[Start of Data excerpts]

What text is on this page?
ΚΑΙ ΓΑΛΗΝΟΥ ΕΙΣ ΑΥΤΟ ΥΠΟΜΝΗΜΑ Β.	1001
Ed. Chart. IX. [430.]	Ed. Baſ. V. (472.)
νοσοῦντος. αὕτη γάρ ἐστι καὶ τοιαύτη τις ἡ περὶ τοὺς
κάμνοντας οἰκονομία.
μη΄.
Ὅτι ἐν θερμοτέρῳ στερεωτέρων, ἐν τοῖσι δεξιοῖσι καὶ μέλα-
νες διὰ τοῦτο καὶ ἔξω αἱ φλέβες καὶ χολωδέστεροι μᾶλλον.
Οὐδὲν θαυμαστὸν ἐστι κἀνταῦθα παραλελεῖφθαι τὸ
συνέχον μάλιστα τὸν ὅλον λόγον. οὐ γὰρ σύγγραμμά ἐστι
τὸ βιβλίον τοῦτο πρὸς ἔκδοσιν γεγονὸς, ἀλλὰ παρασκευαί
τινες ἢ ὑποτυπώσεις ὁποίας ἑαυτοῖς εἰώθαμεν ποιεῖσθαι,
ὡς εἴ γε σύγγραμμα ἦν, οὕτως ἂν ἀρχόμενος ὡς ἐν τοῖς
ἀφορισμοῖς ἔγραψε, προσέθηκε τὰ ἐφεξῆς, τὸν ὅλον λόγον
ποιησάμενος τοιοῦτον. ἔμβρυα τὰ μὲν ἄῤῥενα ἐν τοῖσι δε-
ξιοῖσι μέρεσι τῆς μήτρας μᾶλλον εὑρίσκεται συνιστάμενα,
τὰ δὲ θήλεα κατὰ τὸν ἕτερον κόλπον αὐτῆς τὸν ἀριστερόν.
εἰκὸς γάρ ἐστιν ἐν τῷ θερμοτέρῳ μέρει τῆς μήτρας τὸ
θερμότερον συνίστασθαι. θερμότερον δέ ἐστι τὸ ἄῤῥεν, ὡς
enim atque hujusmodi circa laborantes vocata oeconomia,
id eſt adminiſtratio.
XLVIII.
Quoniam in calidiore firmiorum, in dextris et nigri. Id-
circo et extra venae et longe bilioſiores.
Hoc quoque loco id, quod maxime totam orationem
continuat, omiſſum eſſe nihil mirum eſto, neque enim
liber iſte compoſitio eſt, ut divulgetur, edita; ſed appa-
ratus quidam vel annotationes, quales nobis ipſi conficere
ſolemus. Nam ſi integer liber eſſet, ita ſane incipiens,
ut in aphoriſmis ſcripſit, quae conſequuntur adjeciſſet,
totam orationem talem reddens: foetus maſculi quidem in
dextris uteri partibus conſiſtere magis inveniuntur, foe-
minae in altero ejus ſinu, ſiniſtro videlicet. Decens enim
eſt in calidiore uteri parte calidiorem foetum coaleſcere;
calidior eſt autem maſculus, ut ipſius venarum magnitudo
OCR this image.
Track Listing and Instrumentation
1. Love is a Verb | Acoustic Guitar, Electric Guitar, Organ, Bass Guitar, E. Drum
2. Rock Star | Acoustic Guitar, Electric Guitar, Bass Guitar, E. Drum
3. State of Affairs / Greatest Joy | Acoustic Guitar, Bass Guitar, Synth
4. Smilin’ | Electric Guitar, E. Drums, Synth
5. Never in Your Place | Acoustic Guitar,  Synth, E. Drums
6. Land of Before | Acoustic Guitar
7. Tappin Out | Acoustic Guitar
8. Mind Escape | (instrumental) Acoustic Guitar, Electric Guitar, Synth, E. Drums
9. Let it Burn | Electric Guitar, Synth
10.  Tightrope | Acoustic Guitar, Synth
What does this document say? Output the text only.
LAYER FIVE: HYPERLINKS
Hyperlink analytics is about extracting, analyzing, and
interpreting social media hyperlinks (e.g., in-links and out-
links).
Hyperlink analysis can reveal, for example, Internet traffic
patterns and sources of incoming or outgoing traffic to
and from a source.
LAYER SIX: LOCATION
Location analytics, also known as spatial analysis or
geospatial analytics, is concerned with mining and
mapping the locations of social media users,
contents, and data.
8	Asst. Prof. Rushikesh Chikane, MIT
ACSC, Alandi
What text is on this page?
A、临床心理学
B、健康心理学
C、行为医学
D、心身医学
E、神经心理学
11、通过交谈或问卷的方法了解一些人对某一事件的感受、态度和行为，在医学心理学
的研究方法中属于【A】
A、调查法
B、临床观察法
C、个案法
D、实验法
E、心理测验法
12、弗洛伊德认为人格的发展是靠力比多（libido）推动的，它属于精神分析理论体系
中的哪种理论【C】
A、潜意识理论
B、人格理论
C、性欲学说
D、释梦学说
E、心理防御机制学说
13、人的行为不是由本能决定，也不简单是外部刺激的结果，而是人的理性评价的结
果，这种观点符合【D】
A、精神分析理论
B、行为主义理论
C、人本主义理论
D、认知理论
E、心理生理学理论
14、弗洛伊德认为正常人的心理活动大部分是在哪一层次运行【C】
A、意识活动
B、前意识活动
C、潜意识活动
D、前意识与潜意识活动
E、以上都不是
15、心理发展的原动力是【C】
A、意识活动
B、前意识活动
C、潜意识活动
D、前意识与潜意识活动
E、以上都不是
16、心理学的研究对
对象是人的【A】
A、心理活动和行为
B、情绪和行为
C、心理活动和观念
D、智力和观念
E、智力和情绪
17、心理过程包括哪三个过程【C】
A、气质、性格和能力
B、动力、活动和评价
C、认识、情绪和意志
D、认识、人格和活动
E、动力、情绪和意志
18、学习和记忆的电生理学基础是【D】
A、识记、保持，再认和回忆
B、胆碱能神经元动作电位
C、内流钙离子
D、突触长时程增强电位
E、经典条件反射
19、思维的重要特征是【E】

[End of Data excerpts]

Task instructions =
Count how many lines in the data contain the word "media", giving the number without comment.

Task answer =
2